* Directive
Without including any pictures, copy each entry below exactly.

* Excerpted data
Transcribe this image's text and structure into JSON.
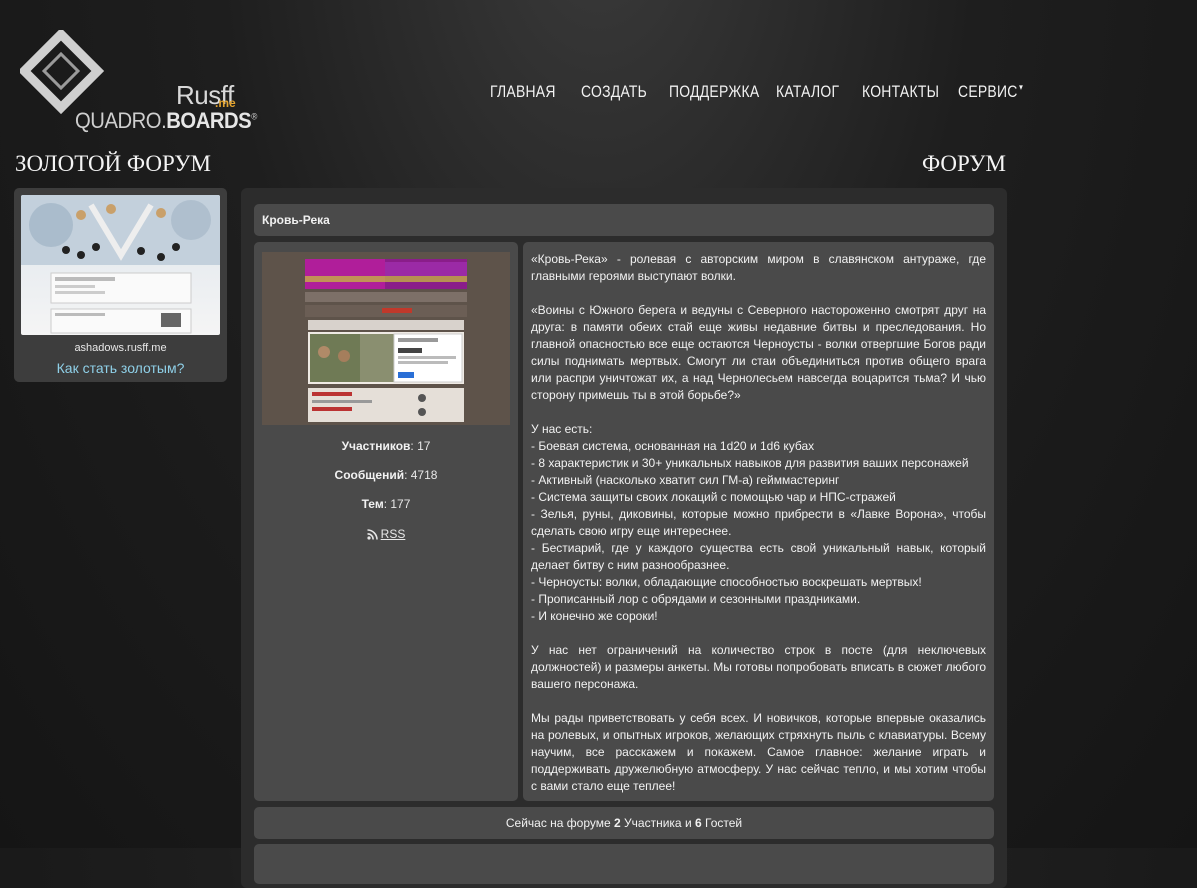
{
  "logo": {
    "rusff": "Rusff",
    "me": ".me",
    "quadro": "QUADRO.",
    "boards": "BOARDS",
    "reg": "®"
  },
  "nav": [
    {
      "label": "ГЛАВНАЯ"
    },
    {
      "label": "СОЗДАТЬ"
    },
    {
      "label": "ПОДДЕРЖКА"
    },
    {
      "label": "КАТАЛОГ"
    },
    {
      "label": "КОНТАКТЫ"
    },
    {
      "label": "СЕРВИС"
    }
  ],
  "headings": {
    "left": "ЗОЛОТОЙ ФОРУМ",
    "right": "ФОРУМ"
  },
  "gold": {
    "url": "ashadows.rusff.me",
    "link": "Как стать золотым?"
  },
  "forum": {
    "title": "Кровь-Река",
    "stats": {
      "members_label": "Участников",
      "members": "17",
      "posts_label": "Сообщений",
      "posts": "4718",
      "topics_label": "Тем",
      "topics": "177"
    },
    "rss": "RSS",
    "description": {
      "p1": "«Кровь-Река» - ролевая с авторским миром в славянском антураже, где главными героями выступают волки.",
      "p2": "«Воины с Южного берега и ведуны с Северного настороженно смотрят друг на друга: в памяти обеих стай еще живы недавние битвы и преследования. Но главной опасностью все еще остаются Черноусты - волки отвергшие Богов ради силы поднимать мертвых. Смогут ли стаи объединиться против общего врага или распри уничтожат их, а над Чернолесьем навсегда воцарится тьма? И чью сторону примешь ты в этой борьбе?»",
      "list_title": "У нас есть:",
      "items": [
        "- Боевая система, основанная на 1d20 и 1d6 кубах",
        "- 8 характеристик и 30+ уникальных навыков для развития ваших персонажей",
        "- Активный (насколько хватит сил ГМ-а) гейммастеринг",
        "- Система защиты своих локаций с помощью чар и НПС-стражей",
        "- Зелья, руны, диковины, которые можно прибрести в «Лавке Ворона», чтобы сделать свою игру еще интереснее.",
        "- Бестиарий, где у каждого существа есть свой уникальный навык, который делает битву с ним разнообразнее.",
        "- Черноусты: волки, обладающие способностью воскрешать мертвых!",
        "- Прописанный лор с обрядами и сезонными праздниками.",
        "- И конечно же сороки!"
      ],
      "p3": "У нас нет ограничений на количество строк в посте (для неключевых должностей) и размеры анкеты. Мы готовы попробовать вписать в сюжет любого вашего персонажа.",
      "p4": "Мы рады приветствовать у себя всех. И новичков, которые впервые оказались на ролевых, и опытных игроков, желающих стряхнуть пыль с клавиатуры. Всему научим, все расскажем и покажем. Самое главное: желание играть и поддерживать дружелюбную атмосферу. У нас сейчас тепло, и мы хотим чтобы с вами стало еще теплее!"
    },
    "online": {
      "prefix": "Сейчас на форуме",
      "members": "2",
      "members_label": "Участника",
      "and": "и",
      "guests": "6",
      "guests_label": "Гостей"
    }
  },
  "colors": {
    "background": "#1e1e1e",
    "panel": "#2c2c2c",
    "card": "#4a4a4a",
    "link": "#8fd0e8",
    "accent": "#e2a32f"
  }
}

* Task answer
Transcribe this image's text and structure into JSON.
{
  "logo": {
    "rusff": "Rusff",
    "me": ".me",
    "quadro": "QUADRO.",
    "boards": "BOARDS",
    "reg": "®"
  },
  "nav": [
    {
      "label": "ГЛАВНАЯ"
    },
    {
      "label": "СОЗДАТЬ"
    },
    {
      "label": "ПОДДЕРЖКА"
    },
    {
      "label": "КАТАЛОГ"
    },
    {
      "label": "КОНТАКТЫ"
    },
    {
      "label": "СЕРВИС"
    }
  ],
  "headings": {
    "left": "ЗОЛОТОЙ ФОРУМ",
    "right": "ФОРУМ"
  },
  "gold": {
    "url": "ashadows.rusff.me",
    "link": "Как стать золотым?"
  },
  "forum": {
    "title": "Кровь-Река",
    "stats": {
      "members_label": "Участников",
      "members": "17",
      "posts_label": "Сообщений",
      "posts": "4718",
      "topics_label": "Тем",
      "topics": "177"
    },
    "rss": "RSS",
    "description": {
      "p1": "«Кровь-Река» - ролевая с авторским миром в славянском антураже, где главными героями выступают волки.",
      "p2": "«Воины с Южного берега и ведуны с Северного настороженно смотрят друг на друга: в памяти обеих стай еще живы недавние битвы и преследования. Но главной опасностью все еще остаются Черноусты - волки отвергшие Богов ради силы поднимать мертвых. Смогут ли стаи объединиться против общего врага или распри уничтожат их, а над Чернолесьем навсегда воцарится тьма? И чью сторону примешь ты в этой борьбе?»",
      "list_title": "У нас есть:",
      "items": [
        "- Боевая система, основанная на 1d20 и 1d6 кубах",
        "- 8 характеристик и 30+ уникальных навыков для развития ваших персонажей",
        "- Активный (насколько хватит сил ГМ-а) гейммастеринг",
        "- Система защиты своих локаций с помощью чар и НПС-стражей",
        "- Зелья, руны, диковины, которые можно прибрести в «Лавке Ворона», чтобы сделать свою игру еще интереснее.",
        "- Бестиарий, где у каждого существа есть свой уникальный навык, который делает битву с ним разнообразнее.",
        "- Черноусты: волки, обладающие способностью воскрешать мертвых!",
        "- Прописанный лор с обрядами и сезонными праздниками.",
        "- И конечно же сороки!"
      ],
      "p3": "У нас нет ограничений на количество строк в посте (для неключевых должностей) и размеры анкеты. Мы готовы попробовать вписать в сюжет любого вашего персонажа.",
      "p4": "Мы рады приветствовать у себя всех. И новичков, которые впервые оказались на ролевых, и опытных игроков, желающих стряхнуть пыль с клавиатуры. Всему научим, все расскажем и покажем. Самое главное: желание играть и поддерживать дружелюбную атмосферу. У нас сейчас тепло, и мы хотим чтобы с вами стало еще теплее!"
    },
    "online": {
      "prefix": "Сейчас на форуме",
      "members": "2",
      "members_label": "Участника",
      "and": "и",
      "guests": "6",
      "guests_label": "Гостей"
    }
  },
  "colors": {
    "background": "#1e1e1e",
    "panel": "#2c2c2c",
    "card": "#4a4a4a",
    "link": "#8fd0e8",
    "accent": "#e2a32f"
  }
}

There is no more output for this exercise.